Sort through the entries below and pull out lines containing the word "content".

::::

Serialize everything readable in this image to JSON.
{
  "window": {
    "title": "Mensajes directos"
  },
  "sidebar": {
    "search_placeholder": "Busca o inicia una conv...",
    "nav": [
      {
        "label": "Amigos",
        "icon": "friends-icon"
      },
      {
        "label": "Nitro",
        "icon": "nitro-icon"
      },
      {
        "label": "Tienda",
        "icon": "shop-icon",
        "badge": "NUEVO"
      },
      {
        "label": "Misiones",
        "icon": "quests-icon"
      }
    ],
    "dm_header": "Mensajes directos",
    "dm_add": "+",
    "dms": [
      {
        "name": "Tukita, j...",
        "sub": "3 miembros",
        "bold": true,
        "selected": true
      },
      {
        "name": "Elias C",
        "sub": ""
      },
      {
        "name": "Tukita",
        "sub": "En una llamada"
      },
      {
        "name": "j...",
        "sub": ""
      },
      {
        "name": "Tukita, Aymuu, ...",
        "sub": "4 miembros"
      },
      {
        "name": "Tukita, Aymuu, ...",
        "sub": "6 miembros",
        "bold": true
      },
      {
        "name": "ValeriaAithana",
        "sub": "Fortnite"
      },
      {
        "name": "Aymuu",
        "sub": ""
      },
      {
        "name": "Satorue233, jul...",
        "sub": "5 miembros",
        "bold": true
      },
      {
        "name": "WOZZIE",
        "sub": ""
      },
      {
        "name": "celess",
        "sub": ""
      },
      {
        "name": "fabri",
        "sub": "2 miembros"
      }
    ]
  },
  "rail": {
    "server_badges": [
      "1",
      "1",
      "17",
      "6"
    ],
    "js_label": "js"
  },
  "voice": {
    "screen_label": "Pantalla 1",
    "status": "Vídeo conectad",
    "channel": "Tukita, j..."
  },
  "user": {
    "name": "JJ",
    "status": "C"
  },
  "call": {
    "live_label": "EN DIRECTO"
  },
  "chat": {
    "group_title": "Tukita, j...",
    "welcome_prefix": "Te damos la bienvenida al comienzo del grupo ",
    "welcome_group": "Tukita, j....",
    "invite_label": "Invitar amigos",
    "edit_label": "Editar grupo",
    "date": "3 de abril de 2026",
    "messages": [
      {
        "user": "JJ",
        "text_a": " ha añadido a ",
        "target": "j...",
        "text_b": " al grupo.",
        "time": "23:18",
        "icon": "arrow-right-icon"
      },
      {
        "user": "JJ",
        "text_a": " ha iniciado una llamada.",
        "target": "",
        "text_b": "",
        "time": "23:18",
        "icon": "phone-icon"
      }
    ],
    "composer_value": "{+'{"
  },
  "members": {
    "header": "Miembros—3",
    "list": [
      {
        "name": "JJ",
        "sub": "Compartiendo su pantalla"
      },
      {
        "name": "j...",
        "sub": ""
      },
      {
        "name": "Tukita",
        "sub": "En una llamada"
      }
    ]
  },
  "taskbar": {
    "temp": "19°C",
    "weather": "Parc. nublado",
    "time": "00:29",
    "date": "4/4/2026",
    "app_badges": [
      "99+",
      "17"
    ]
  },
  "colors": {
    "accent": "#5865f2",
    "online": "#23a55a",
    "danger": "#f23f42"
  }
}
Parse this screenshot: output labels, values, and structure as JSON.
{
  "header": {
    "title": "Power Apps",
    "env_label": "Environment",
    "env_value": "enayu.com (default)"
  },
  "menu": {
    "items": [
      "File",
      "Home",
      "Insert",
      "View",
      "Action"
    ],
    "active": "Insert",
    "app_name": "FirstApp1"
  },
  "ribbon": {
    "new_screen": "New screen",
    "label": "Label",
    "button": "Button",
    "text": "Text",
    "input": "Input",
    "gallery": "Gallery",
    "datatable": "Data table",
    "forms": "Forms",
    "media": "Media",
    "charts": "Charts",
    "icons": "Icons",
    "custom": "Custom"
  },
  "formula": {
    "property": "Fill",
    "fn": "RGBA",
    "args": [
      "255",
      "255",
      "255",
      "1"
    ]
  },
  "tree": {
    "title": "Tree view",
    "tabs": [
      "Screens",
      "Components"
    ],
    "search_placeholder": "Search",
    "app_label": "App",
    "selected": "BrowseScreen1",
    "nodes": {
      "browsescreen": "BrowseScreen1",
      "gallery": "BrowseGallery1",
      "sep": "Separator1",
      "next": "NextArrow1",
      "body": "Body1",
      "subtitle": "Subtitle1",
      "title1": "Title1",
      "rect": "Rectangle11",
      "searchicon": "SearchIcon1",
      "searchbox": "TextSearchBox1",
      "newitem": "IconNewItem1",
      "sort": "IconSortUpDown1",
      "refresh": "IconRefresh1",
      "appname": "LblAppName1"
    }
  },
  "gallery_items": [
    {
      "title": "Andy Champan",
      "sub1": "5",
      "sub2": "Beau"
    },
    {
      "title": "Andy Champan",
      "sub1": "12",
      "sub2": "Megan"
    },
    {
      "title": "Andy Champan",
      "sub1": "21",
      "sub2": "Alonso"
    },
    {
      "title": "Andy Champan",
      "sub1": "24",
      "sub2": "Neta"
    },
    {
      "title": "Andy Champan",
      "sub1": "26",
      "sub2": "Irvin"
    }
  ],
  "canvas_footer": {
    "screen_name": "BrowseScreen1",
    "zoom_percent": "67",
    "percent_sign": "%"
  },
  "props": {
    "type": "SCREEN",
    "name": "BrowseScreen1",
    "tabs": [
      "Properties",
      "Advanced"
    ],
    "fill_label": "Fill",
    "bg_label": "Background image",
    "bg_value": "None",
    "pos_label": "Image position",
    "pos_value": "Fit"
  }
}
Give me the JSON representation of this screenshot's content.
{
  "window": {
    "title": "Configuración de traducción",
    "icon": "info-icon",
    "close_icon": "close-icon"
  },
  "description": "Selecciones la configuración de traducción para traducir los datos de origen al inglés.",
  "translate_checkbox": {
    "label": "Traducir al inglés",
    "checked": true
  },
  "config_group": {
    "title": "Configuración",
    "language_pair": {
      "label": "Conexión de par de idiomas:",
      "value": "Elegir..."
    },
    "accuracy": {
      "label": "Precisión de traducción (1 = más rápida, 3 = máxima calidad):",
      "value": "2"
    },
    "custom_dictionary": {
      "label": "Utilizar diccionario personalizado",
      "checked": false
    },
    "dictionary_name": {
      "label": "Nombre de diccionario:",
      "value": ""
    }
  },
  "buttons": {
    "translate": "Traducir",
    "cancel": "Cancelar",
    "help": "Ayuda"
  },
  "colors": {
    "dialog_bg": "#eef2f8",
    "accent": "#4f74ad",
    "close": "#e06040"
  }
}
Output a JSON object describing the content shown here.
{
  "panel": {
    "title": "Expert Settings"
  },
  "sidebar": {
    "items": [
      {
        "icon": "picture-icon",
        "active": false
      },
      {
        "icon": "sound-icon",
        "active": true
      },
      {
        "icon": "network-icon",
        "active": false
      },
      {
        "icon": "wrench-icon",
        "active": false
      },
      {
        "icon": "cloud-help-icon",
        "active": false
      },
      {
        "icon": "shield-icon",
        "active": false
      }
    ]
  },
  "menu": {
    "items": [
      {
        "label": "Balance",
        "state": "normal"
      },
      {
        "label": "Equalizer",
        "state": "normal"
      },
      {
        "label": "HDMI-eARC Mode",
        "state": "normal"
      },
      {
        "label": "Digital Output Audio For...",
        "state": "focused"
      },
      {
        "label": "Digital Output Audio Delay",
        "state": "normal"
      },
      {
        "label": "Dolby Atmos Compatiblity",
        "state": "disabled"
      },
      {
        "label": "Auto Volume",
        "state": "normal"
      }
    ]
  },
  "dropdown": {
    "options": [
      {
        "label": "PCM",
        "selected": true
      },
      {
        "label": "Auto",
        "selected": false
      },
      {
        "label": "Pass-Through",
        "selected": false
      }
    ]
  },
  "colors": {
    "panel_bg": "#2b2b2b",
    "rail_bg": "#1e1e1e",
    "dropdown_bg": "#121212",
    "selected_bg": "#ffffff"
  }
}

::::

(Final result):
Give me the JSON representation of this screenshot's content.
Output a JSON object describing the content shown here.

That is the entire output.